Краткое упражнение A:
Установите, согласуются ли с отрывком о Сосноре следующие утверждения. На каждое ответьте «да» или «нет» и приведите дословно слова отрывка, которые это решают. (i) Главную эмоцию зрелого Сосноры автор описывает как презрение к миру, соединенное с состраданием. (ii) Плотность и созвучия в стихах Сосноры автор считает признаком нарочитого авангардизма. (iii) Стихи Сосноры автор читал Ваньке Макарову в Киеве.
Краткое упражнение B:
Напишите продолжение отрывка о поэзии Сосноры, начиная сразу после его последнего предложения.

Отрывок:
★ ★ ★
Неуютно в нашем саду —
соловьи да соловьи.
Мы устали жить на свету,
мы погасим свечи свои.
Невероятно простая, чистая музыкальная интонация. Где пролегает перелом в Сосноре от советского поэта к несоветскому – так это, конечно, «Город Китеж». Хорошо помню, как в воюющей Украине, еще в 2022 году, читал эти стихи Ваньке Макарову, любимому моему украинскому поэту, еще тогда в Днепре (теперь он в Киеве). И «Сказание о граде Китеже» – наверное, самое сильное стихотворение Сосноры (по крайней мере, раннего). Но думаю, что… И я без слез всегда не могу это читать, это всегда очень мощное для меня переживание.
Но Соснора зрелый – тут важно понимать эмоции, которые им владеют. Почему лексически сложен его мир, почему сложен его синтаксис, почему Соснора вообще сложный поэт? Потому что сложна главная эмоция, которая его обуревает. Это ледяное, шляхетное презрение к миру, четкое понимание, что мир может ему предложить и одновременно мучительное, тоскливое, унылое сострадание. Я думаю, что это очень польская эмоция – эмоция Тадеуша Боровского, Куничека. Мир не стоит гроша, но терять его жалко. Мир не заслуживает моей любви, но не любить я не могу. Поэтому главная эмоция Сосноры – это такая эмоция странствующего рыцаря, который прекрасно все понимает, который не хочет защищать этот мир… есть такое ремесло – рыцарь-одиночка. Он не хочет, но обязан его защищать. Муза Сосноры – это в огромной степени муза презрения, конечно.
Соснора – поэт далеко не для всех. Его несколько навязчивая парономазия, любовь к созвучиям и внутренним рифмам, его невероятная плотность, отжим любой воды, который иногда делает тексты полностью не понимаемыми, – все это никоим образом не показатель нарочитой усложненности, нарочитого авангардизма. Это показатель реальной усложненности его жизни. Ведь советский поэт, понимаете, не мог быть несоветским. Он не мог переместить себя в иную среду. Это удавалось людям невероятной физической мощи – таким, как Синявский, который в 50-перестал быть советским человеком. Но Соснора видит контекст времени, понимает этот контекст. Его оторвать от этого контекста очень трудно, избавиться от жизни очень трудно.
★ ★ ★
Фрагменты из набора аннотаций разметки макетов
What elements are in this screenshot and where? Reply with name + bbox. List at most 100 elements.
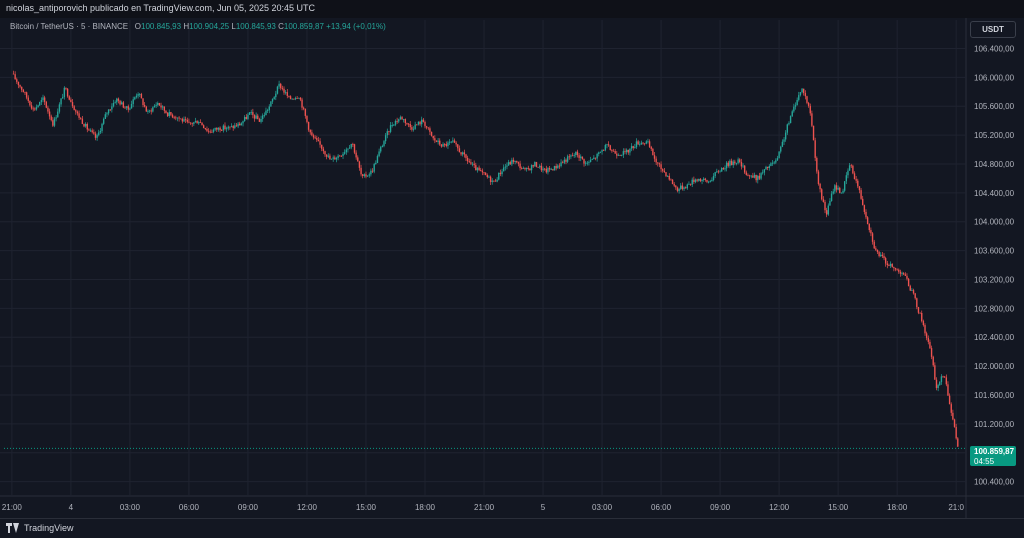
candle-body xyxy=(355,152,357,158)
candle-body xyxy=(498,172,500,180)
currency-button[interactable]: USDT xyxy=(970,21,1016,38)
y-tick-label: 104.000,00 xyxy=(974,218,1015,227)
candle-body xyxy=(73,106,75,111)
tradingview-logo-icon xyxy=(6,523,20,533)
candle-body xyxy=(245,117,248,119)
candle-body xyxy=(721,168,723,172)
candle-body xyxy=(161,106,164,108)
candle-body xyxy=(558,165,561,167)
candle-body xyxy=(83,123,85,127)
candle-body xyxy=(155,104,157,106)
candle-body xyxy=(588,162,590,163)
candle-body xyxy=(221,130,223,132)
candle-body xyxy=(58,104,61,112)
candle-body xyxy=(707,181,710,183)
candle-body xyxy=(80,117,82,119)
x-tick-label: 15:00 xyxy=(356,503,377,512)
candle-body xyxy=(45,101,47,108)
close-label: C xyxy=(278,22,284,31)
candle-body xyxy=(366,175,369,177)
candle-body xyxy=(678,188,680,192)
candle-body xyxy=(275,93,277,98)
candle-body xyxy=(362,174,364,176)
x-tick-label: 09:00 xyxy=(710,503,731,512)
candle-body xyxy=(158,103,161,106)
price-chart[interactable]: 100.400,00100.800,00101.200,00101.600,00… xyxy=(0,18,1024,538)
candle-body xyxy=(509,162,511,165)
symbol-name[interactable]: Bitcoin / TetherUS · 5 · BINANCE xyxy=(10,22,129,31)
candle-body xyxy=(835,185,838,190)
candle-body xyxy=(475,165,477,171)
candle-body xyxy=(375,162,377,165)
candle-body xyxy=(468,161,470,163)
low-label: L xyxy=(231,22,236,31)
candle-body xyxy=(621,154,623,156)
candle-body xyxy=(478,167,480,171)
candle-body xyxy=(76,111,79,114)
candle-body xyxy=(565,159,567,162)
candle-body xyxy=(775,160,777,163)
candle-body xyxy=(819,183,821,190)
candle-body xyxy=(381,145,384,148)
candle-body xyxy=(117,98,120,101)
candle-body xyxy=(16,79,18,82)
candle-body xyxy=(281,88,284,89)
time-axis[interactable]: 21:00 4 03:00 06:00 09:00 12:00 15:00 18:00 21:0… xyxy=(2,503,965,512)
candle-body xyxy=(388,131,390,132)
high-value: 100.904,25 xyxy=(189,22,230,31)
candle-body xyxy=(722,168,725,170)
candle-body xyxy=(489,176,492,182)
last-price-value: 100.859,87 xyxy=(974,447,1015,456)
candle-body xyxy=(470,162,472,164)
candle-body xyxy=(765,166,767,170)
candle-body xyxy=(286,92,288,96)
close-value: 100.859,87 xyxy=(283,22,324,31)
candle-body xyxy=(945,377,948,385)
candle-body xyxy=(629,148,631,153)
candle-body xyxy=(253,115,256,119)
candle-body xyxy=(452,140,454,142)
candle-body xyxy=(504,166,507,168)
candle-body xyxy=(511,159,513,165)
candle-body xyxy=(224,125,226,130)
candle-body xyxy=(430,131,433,136)
candle-body xyxy=(888,265,890,266)
candle-body xyxy=(807,102,810,106)
candle-body xyxy=(530,165,533,171)
x-tick-label: 06:00 xyxy=(179,503,200,512)
candle-body xyxy=(648,141,651,147)
candle-body xyxy=(124,107,126,109)
tradingview-logo[interactable]: TradingView xyxy=(6,523,74,533)
candle-body xyxy=(662,169,664,171)
candle-body xyxy=(683,187,685,190)
candle-body xyxy=(22,89,25,93)
candle-body xyxy=(163,106,166,111)
price-axis[interactable]: 100.400,00100.800,00101.200,00101.600,00… xyxy=(974,44,1015,486)
candle-body xyxy=(673,184,675,186)
symbol-legend[interactable]: Bitcoin / TetherUS · 5 · BINANCE O100.84… xyxy=(10,22,386,31)
candle-body xyxy=(265,110,267,116)
candle-body xyxy=(491,180,493,182)
candle-body xyxy=(735,163,738,164)
candle-body xyxy=(53,118,56,126)
candle-body xyxy=(314,137,316,139)
candle-body xyxy=(827,205,829,215)
candle-body xyxy=(242,121,244,124)
candle-body xyxy=(457,144,459,149)
candle-body xyxy=(271,99,274,102)
candle-body xyxy=(519,163,521,169)
candle-body xyxy=(307,121,310,130)
candle-body xyxy=(230,126,233,127)
candle-body xyxy=(717,171,720,173)
candle-body xyxy=(632,146,634,149)
candle-body xyxy=(729,160,731,166)
candle-body xyxy=(604,145,607,151)
candle-body xyxy=(611,149,613,151)
candle-body xyxy=(239,123,241,126)
candle-body xyxy=(607,144,610,146)
candle-body xyxy=(583,159,585,164)
candle-body xyxy=(422,119,425,122)
candle-body xyxy=(311,132,313,136)
candle-body xyxy=(211,131,213,133)
candle-body xyxy=(884,258,887,264)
★ ★ ★
Правильный ответ A:
(i) Да: «Это ледяное, шляхетное презрение к миру, четкое понимание, что мир может ему предложить и одновременно мучительное, тоскливое, унылое сострадание».
(ii) Нет: «все это никоим образом не показатель нарочитой усложненности, нарочитого авангардизма».
(iii) Нет: «еще тогда в Днепре (теперь он в Киеве)».

Правильный ответ B:
Ключевое событие в жизни Сосноры – это, конечно, самоубийство жены Марины. Вспоминаю стихи Татьяны Галушко об этом:
Марина отравилась дихлофосом,
Красотка умерла, как таракан.
Спускался снег к ее рыжим косам,
К недвижно голубеющим щекам.
Это такое, знаете, тоже обнаженное страшное зрелище смерти, которое для этого поколения было естественным. Они, как и все модернисты, не любили испытывать навязанные эмоции. Но это довольно страшное дело, прямо скажем. Я думаю, что самоубийство жены поселило в Сосноре комплекс отношений, невероятно сложный: с одной стороны, мучительное раскаяние и тоску, с другой – чувство, что его предали, что его бросили. Это страшное ощущение. Ну и вообще он был поэт трагический, роковой, оглох полностью, его чтение стихов было совершенно… невозможно было понять, что он говорит. Поэтому это привело его в состояние полной изоляции, полной замкнутости. Последние стихи совершенно, как у Шаламова, невозможно понять.
«Иван Карамазов хотел пить чай и Артур Дент хотел пить чай. Это тонкий троллинг Достоевского Адамсом?» Нет, хотел, во-первых, не Иван Карамазов, а парадоксалист, герой «Записок из подполья»: «Миру ли провалиться, или мне чаю не пить?» Нет, не думаю. Думаю, что вы просто получше осложняете, улучшаете любимого автора.
«На днях почитал Домбровского, «Обезьяна приходит за своим черепом». Не могу понять до конца русские корни Леона Мезонье. Был ли он диссидентом, уехавшим во Францию?» Нет, простите, действие происходит в 1943 году. Или в 1941-м. Куда он там мог уехать? В 1943-м написан роман, после выхода из лагеря, когда сактированного Домбровского, едва живого, выпустили на свободу. И он дрожащими руками написал роман. После чего роман пропал, был взят при обыске, при повторном аресте (уже третьем), и в 1959-м чудом напечатан. Потому что нашелся. Роман опережает свое время колоссально, как и весь Домбровский. Первый антропологический роман ХХ века, до всякой эренбурговской «Бури». Герой – антрополог.
Ну а почему он Мезонье, почему у него русские корни? Наверное, Домбровскимй естественным образом пытался намекнуть читателю, что это все не французская, не немецкая, не фашистская проблематика, а самая что ни на есть русская. Если он и был эмигрантом, то он был, скорее всего, эмигрантом первой волны. Или уехавшим еще до войны революционером. Кстати, я на корни Мезонье большого внимания не обращал. Может быть, стоит покрутить фамилию на предмет созвучия с известным сочетанием «дом с мезонином»? Но нет, не думаю.
«Обезьяна приходит за своим черепом» – это настолько сильный, умный и неоднозначный роман, очень страшная книга. Я думаю, он по-настоящему не был интерпретирован еще никогда. История антропологического разлома, версия о том, что ХХ век стал веком категорического разлома человечества, на обезьяну и человека, на фашистов и антифашистов, что этот разлом уже бесповоротен, – я думаю, что эта тема была для Домбровского главной, фундаментальной.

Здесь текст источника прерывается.